Written task
Reproduce all entries verbatim, with nothing added or dropped.

──────── Information supplied ────────

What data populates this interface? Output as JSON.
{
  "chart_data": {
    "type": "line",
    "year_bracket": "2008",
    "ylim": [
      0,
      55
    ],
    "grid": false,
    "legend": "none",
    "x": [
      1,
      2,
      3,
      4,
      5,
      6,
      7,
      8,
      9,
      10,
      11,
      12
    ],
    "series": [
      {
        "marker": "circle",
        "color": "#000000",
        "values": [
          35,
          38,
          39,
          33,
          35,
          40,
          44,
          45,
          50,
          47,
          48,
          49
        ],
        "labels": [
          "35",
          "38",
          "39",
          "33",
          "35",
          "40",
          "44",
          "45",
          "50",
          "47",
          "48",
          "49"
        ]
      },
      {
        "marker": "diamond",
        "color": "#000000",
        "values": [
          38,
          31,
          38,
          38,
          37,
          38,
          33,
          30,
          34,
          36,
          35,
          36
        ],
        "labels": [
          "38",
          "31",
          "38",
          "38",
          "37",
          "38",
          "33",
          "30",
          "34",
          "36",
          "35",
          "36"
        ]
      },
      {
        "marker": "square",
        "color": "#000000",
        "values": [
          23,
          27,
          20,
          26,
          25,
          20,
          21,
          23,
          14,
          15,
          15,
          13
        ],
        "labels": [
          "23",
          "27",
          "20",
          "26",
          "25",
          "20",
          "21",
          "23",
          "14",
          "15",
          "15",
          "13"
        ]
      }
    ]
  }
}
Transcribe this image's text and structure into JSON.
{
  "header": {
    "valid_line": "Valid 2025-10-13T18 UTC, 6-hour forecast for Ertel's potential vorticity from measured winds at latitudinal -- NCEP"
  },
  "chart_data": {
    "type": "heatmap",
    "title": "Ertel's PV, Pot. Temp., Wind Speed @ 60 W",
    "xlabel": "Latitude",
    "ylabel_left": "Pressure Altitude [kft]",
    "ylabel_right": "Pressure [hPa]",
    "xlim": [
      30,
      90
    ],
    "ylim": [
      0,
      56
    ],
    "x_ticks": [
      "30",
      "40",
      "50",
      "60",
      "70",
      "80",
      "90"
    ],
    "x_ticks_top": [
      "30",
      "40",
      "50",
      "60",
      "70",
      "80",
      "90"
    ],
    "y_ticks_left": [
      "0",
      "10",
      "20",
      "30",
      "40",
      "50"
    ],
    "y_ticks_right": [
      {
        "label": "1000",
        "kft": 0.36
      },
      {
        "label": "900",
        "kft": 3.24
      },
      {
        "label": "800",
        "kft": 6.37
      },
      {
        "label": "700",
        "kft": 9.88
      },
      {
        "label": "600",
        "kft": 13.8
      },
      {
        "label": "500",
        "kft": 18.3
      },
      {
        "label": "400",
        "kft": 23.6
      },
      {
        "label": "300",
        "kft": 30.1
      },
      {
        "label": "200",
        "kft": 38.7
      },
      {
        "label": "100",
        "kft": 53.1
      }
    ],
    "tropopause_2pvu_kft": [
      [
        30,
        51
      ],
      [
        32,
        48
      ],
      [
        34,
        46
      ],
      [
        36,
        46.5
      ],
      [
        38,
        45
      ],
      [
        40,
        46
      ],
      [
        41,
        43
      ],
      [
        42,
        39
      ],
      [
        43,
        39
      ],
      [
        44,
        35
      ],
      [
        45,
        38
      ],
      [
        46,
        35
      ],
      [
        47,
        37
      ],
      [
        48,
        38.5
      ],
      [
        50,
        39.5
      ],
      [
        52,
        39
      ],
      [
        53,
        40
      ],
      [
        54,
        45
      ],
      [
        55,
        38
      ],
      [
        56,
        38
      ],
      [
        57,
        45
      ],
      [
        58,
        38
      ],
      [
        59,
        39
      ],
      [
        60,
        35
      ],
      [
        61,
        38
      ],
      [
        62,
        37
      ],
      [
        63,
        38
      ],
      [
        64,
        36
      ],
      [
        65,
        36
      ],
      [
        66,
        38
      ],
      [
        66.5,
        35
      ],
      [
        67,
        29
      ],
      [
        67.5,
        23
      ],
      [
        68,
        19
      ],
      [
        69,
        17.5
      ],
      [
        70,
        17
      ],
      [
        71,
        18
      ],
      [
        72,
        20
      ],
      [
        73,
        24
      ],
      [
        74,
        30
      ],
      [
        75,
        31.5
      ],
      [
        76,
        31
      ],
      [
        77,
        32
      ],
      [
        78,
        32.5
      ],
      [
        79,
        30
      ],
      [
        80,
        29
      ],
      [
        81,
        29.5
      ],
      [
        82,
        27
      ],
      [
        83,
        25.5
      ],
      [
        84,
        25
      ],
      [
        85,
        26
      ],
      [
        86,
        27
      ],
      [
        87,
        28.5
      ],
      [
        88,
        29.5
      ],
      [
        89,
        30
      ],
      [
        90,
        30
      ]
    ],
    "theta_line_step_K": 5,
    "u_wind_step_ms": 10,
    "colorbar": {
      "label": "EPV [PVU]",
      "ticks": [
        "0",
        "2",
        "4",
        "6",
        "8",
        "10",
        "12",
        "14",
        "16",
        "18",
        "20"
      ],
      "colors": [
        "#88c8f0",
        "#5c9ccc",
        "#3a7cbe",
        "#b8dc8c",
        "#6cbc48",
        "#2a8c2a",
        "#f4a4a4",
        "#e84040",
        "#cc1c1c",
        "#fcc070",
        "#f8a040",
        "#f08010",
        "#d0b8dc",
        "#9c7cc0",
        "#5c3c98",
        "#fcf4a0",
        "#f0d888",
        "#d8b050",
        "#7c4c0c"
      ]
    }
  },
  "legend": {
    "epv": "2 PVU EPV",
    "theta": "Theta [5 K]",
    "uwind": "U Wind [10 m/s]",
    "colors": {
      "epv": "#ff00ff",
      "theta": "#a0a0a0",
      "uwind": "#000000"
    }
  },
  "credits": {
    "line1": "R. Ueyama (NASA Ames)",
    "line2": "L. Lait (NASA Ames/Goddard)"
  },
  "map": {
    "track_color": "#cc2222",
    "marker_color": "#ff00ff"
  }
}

────────

Expected answer
What data populates this interface? Output as JSON.
{
  "chart_data": {
    "type": "line",
    "year_bracket": "2008",
    "ylim": [
      0,
      55
    ],
    "grid": false,
    "legend": "none",
    "x": [
      1,
      2,
      3,
      4,
      5,
      6,
      7,
      8,
      9,
      10,
      11,
      12
    ],
    "series": [
      {
        "marker": "circle",
        "color": "#000000",
        "values": [
          35,
          38,
          39,
          33,
          35,
          40,
          44,
          45,
          50,
          47,
          48,
          49
        ],
        "labels": [
          "35",
          "38",
          "39",
          "33",
          "35",
          "40",
          "44",
          "45",
          "50",
          "47",
          "48",
          "49"
        ]
      },
      {
        "marker": "diamond",
        "color": "#000000",
        "values": [
          38,
          31,
          38,
          38,
          37,
          38,
          33,
          30,
          34,
          36,
          35,
          36
        ],
        "labels": [
          "38",
          "31",
          "38",
          "38",
          "37",
          "38",
          "33",
          "30",
          "34",
          "36",
          "35",
          "36"
        ]
      },
      {
        "marker": "square",
        "color": "#000000",
        "values": [
          23,
          27,
          20,
          26,
          25,
          20,
          21,
          23,
          14,
          15,
          15,
          13
        ],
        "labels": [
          "23",
          "27",
          "20",
          "26",
          "25",
          "20",
          "21",
          "23",
          "14",
          "15",
          "15",
          "13"
        ]
      }
    ]
  }
}
Transcribe this image's text and structure into JSON.
{
  "header": {
    "valid_line": "Valid 2025-10-13T18 UTC, 6-hour forecast for Ertel's potential vorticity from measured winds at latitudinal -- NCEP"
  },
  "chart_data": {
    "type": "heatmap",
    "title": "Ertel's PV, Pot. Temp., Wind Speed @ 60 W",
    "xlabel": "Latitude",
    "ylabel_left": "Pressure Altitude [kft]",
    "ylabel_right": "Pressure [hPa]",
    "xlim": [
      30,
      90
    ],
    "ylim": [
      0,
      56
    ],
    "x_ticks": [
      "30",
      "40",
      "50",
      "60",
      "70",
      "80",
      "90"
    ],
    "x_ticks_top": [
      "30",
      "40",
      "50",
      "60",
      "70",
      "80",
      "90"
    ],
    "y_ticks_left": [
      "0",
      "10",
      "20",
      "30",
      "40",
      "50"
    ],
    "y_ticks_right": [
      {
        "label": "1000",
        "kft": 0.36
      },
      {
        "label": "900",
        "kft": 3.24
      },
      {
        "label": "800",
        "kft": 6.37
      },
      {
        "label": "700",
        "kft": 9.88
      },
      {
        "label": "600",
        "kft": 13.8
      },
      {
        "label": "500",
        "kft": 18.3
      },
      {
        "label": "400",
        "kft": 23.6
      },
      {
        "label": "300",
        "kft": 30.1
      },
      {
        "label": "200",
        "kft": 38.7
      },
      {
        "label": "100",
        "kft": 53.1
      }
    ],
    "tropopause_2pvu_kft": [
      [
        30,
        51
      ],
      [
        32,
        48
      ],
      [
        34,
        46
      ],
      [
        36,
        46.5
      ],
      [
        38,
        45
      ],
      [
        40,
        46
      ],
      [
        41,
        43
      ],
      [
        42,
        39
      ],
      [
        43,
        39
      ],
      [
        44,
        35
      ],
      [
        45,
        38
      ],
      [
        46,
        35
      ],
      [
        47,
        37
      ],
      [
        48,
        38.5
      ],
      [
        50,
        39.5
      ],
      [
        52,
        39
      ],
      [
        53,
        40
      ],
      [
        54,
        45
      ],
      [
        55,
        38
      ],
      [
        56,
        38
      ],
      [
        57,
        45
      ],
      [
        58,
        38
      ],
      [
        59,
        39
      ],
      [
        60,
        35
      ],
      [
        61,
        38
      ],
      [
        62,
        37
      ],
      [
        63,
        38
      ],
      [
        64,
        36
      ],
      [
        65,
        36
      ],
      [
        66,
        38
      ],
      [
        66.5,
        35
      ],
      [
        67,
        29
      ],
      [
        67.5,
        23
      ],
      [
        68,
        19
      ],
      [
        69,
        17.5
      ],
      [
        70,
        17
      ],
      [
        71,
        18
      ],
      [
        72,
        20
      ],
      [
        73,
        24
      ],
      [
        74,
        30
      ],
      [
        75,
        31.5
      ],
      [
        76,
        31
      ],
      [
        77,
        32
      ],
      [
        78,
        32.5
      ],
      [
        79,
        30
      ],
      [
        80,
        29
      ],
      [
        81,
        29.5
      ],
      [
        82,
        27
      ],
      [
        83,
        25.5
      ],
      [
        84,
        25
      ],
      [
        85,
        26
      ],
      [
        86,
        27
      ],
      [
        87,
        28.5
      ],
      [
        88,
        29.5
      ],
      [
        89,
        30
      ],
      [
        90,
        30
      ]
    ],
    "theta_line_step_K": 5,
    "u_wind_step_ms": 10,
    "colorbar": {
      "label": "EPV [PVU]",
      "ticks": [
        "0",
        "2",
        "4",
        "6",
        "8",
        "10",
        "12",
        "14",
        "16",
        "18",
        "20"
      ],
      "colors": [
        "#88c8f0",
        "#5c9ccc",
        "#3a7cbe",
        "#b8dc8c",
        "#6cbc48",
        "#2a8c2a",
        "#f4a4a4",
        "#e84040",
        "#cc1c1c",
        "#fcc070",
        "#f8a040",
        "#f08010",
        "#d0b8dc",
        "#9c7cc0",
        "#5c3c98",
        "#fcf4a0",
        "#f0d888",
        "#d8b050",
        "#7c4c0c"
      ]
    }
  },
  "legend": {
    "epv": "2 PVU EPV",
    "theta": "Theta [5 K]",
    "uwind": "U Wind [10 m/s]",
    "colors": {
      "epv": "#ff00ff",
      "theta": "#a0a0a0",
      "uwind": "#000000"
    }
  },
  "credits": {
    "line1": "R. Ueyama (NASA Ames)",
    "line2": "L. Lait (NASA Ames/Goddard)"
  },
  "map": {
    "track_color": "#cc2222",
    "marker_color": "#ff00ff"
  }
}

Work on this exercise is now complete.